** start of Document passage **
Consider the function$$f(z)=\frac{e^{ibz}}{e^{az}-1}$$

Use a rectangle in the first quadrant with height $\displaystyle 2\pi i/a$ with quarter circle indents around $2\pi i/a$ and $0$.

There will be 6 portions to put together:

$$I_{1}+I_{2}+I_{3}+I_{4}+I_{5}+I_{6}=0........(1)$$

The integral can be set to 0 because there are no poles inside the contour.

Along bottom horizontal on x axis: $$I_{1}=\int_{\epsilon}^{R}\frac{e^{ibx}}{e^{ax}-1}dx$$

up right vertical side:

$$\left|\frac{e^{ibR}}{e^{aR}-1}\right|\to 0, \;\ as \;\ R\to \infty$$

$$I_{2}=0$$

along top horizontal: $$I_{3}=-\int_{\epsilon}^{R}\frac{e^{ib(x+2\pi i/a)}}{e^{a(x+2\pi i/a)}-1}dx=-e^{-2\pi b/a}\int_{\epsilon}^{r}\frac{e^{ibx}}{e^{ax}-1}dx$$

top quarter circle around indent at $2\pi i/a$,

where x varies from

$(\epsilon, \epsilon+\frac{2\pi i}{a})$ to $(0,\frac{2\pi i}{a}-\frac{2\pi i}{a}\epsilon)$

$$I_{4}=\frac{-\pi i}{2}Res\left(f(z), \frac{2\pi a}{b}\right)=\frac{-\pi i}{2}\cdot \frac{e^{ib(2\pi i/a)}}{ae^{a(2\pi i/a)}}=\frac{-\pi i}{2a}e^{-2\pi b/a}$$

Down left vertical side. parameterize with $\displaystyle z=iy, \;\ dz=idy$

$$I_{5}=-i\int_{\epsilon}^{2\pi/a}\frac{e^{-by}}{e^{ayi}-1}dy$$

Quarter circle indent around the origin with x varying from $\displaystyle (0,i\epsilon)$ to $\displaystyle (\epsilon, 0)$.
** end of Document passage **
> _What you will do_
A) Reproduce verbatim the stretch of the contour integration passage from "top quarter circle" through "to $\displaystyle (\epsilon, 0)$.".
B) Name every portion of the contour that the contour integration passage describes, using the passage's own wording for each.
None of the items in the recorded data have any bearing on this work.
** start of Data **
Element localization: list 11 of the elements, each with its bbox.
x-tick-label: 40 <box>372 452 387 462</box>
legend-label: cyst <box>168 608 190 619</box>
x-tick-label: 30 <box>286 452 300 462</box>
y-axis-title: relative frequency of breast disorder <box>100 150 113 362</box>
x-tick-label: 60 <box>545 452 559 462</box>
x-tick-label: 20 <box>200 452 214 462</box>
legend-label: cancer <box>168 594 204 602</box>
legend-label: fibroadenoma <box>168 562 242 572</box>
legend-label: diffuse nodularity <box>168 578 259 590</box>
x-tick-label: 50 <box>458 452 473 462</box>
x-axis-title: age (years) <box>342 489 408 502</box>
** end of Data **
** start of Data **
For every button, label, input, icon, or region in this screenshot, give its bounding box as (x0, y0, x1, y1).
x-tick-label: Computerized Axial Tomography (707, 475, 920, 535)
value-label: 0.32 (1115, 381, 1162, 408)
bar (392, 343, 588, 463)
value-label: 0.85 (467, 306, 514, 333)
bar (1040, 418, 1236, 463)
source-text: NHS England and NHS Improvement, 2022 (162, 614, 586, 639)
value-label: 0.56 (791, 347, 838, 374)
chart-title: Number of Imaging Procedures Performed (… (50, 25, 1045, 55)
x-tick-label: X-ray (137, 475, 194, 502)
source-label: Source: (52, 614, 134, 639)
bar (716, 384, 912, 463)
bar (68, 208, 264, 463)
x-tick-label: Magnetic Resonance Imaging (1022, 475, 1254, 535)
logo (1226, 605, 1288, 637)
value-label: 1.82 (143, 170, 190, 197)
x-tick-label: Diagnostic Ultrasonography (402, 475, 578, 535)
** end of Data **
** start of Data **
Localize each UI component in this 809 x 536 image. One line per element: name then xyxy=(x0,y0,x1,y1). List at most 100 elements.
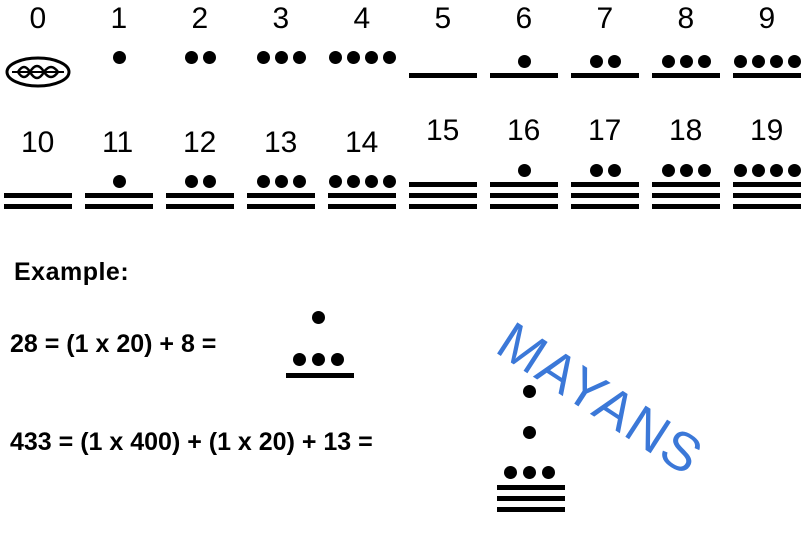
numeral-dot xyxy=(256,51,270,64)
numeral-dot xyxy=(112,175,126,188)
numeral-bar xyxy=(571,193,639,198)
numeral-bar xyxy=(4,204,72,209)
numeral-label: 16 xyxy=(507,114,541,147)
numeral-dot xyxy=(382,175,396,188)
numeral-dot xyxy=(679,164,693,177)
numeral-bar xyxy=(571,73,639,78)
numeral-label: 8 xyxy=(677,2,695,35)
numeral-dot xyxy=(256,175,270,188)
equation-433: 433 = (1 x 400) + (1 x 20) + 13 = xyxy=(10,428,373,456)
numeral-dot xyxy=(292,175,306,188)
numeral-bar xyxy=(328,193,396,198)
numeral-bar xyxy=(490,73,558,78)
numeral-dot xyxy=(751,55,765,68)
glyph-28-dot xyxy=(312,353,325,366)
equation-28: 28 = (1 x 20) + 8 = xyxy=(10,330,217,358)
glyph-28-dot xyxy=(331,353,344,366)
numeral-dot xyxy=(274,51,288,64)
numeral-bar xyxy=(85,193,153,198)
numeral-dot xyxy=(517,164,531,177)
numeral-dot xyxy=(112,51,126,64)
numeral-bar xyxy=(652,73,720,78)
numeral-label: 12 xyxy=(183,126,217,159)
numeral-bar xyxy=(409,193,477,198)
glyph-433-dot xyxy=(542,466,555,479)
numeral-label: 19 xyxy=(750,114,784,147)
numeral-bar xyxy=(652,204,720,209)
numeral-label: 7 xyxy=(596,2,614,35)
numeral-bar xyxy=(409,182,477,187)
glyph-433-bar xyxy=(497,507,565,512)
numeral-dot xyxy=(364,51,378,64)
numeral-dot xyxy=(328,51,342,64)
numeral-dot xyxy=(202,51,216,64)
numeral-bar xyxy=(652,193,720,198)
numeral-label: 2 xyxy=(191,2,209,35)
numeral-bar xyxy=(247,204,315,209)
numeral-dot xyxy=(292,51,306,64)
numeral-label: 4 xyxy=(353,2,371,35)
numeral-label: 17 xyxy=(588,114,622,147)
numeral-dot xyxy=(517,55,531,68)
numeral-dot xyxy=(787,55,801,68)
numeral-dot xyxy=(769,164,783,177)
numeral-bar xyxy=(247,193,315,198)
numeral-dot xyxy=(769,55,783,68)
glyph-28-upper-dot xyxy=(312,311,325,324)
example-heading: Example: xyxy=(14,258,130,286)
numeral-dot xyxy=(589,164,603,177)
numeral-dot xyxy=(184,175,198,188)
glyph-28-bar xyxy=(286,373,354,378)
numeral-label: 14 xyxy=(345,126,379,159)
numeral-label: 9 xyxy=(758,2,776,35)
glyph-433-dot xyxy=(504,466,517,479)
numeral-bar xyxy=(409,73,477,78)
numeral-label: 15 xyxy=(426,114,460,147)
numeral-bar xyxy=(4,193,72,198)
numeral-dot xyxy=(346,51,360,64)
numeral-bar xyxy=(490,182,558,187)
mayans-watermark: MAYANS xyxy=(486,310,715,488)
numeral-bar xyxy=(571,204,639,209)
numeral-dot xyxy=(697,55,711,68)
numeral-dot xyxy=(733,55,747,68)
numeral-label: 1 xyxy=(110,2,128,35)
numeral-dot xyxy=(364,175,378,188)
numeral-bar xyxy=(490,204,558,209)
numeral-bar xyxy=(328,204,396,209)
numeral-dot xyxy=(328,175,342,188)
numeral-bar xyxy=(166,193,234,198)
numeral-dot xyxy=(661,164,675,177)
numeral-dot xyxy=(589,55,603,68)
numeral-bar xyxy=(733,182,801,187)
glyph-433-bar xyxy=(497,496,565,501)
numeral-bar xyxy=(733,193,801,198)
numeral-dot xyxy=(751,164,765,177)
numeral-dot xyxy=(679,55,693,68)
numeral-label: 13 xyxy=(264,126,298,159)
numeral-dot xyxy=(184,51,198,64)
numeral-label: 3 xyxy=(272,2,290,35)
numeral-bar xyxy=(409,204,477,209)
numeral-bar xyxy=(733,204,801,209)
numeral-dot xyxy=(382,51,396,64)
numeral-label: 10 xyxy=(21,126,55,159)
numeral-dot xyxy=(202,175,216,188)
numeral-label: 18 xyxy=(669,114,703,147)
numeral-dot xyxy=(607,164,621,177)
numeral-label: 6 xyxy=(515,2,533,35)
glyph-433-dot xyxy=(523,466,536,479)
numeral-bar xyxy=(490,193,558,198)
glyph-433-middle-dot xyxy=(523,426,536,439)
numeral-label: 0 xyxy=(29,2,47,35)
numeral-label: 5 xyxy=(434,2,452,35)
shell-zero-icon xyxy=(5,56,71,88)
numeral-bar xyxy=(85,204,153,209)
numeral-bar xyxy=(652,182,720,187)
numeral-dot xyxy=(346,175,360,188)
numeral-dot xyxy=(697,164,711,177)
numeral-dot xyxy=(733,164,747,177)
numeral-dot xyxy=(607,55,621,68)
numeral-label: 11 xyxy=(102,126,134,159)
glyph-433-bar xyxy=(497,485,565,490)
** end of Data **
> _List of solutions_
A)
top quarter circle around indent at $2\pi i/a$,

where x varies from

$(\epsilon, \epsilon+\frac{2\pi i}{a})$ to $(0,\frac{2\pi i}{a}-\frac{2\pi i}{a}\epsilon)$

$$I_{4}=\frac{-\pi i}{2}Res\left(f(z), \frac{2\pi a}{b}\right)=\frac{-\pi i}{2}\cdot \frac{e^{ib(2\pi i/a)}}{ae^{a(2\pi i/a)}}=\frac{-\pi i}{2a}e^{-2\pi b/a}$$

Down left vertical side. parameterize with $\displaystyle z=iy, \;\ dz=idy$

$$I_{5}=-i\int_{\epsilon}^{2\pi/a}\frac{e^{-by}}{e^{ayi}-1}dy$$

Quarter circle indent around the origin with x varying from $\displaystyle (0,i\epsilon)$ to $\displaystyle (\epsilon, 0)$.

B)
- Along bottom horizontal on x axis
- up right vertical side
- along top horizontal
- top quarter circle around indent at $2\pi i/a$
- Down left vertical side
- Quarter circle indent around the origin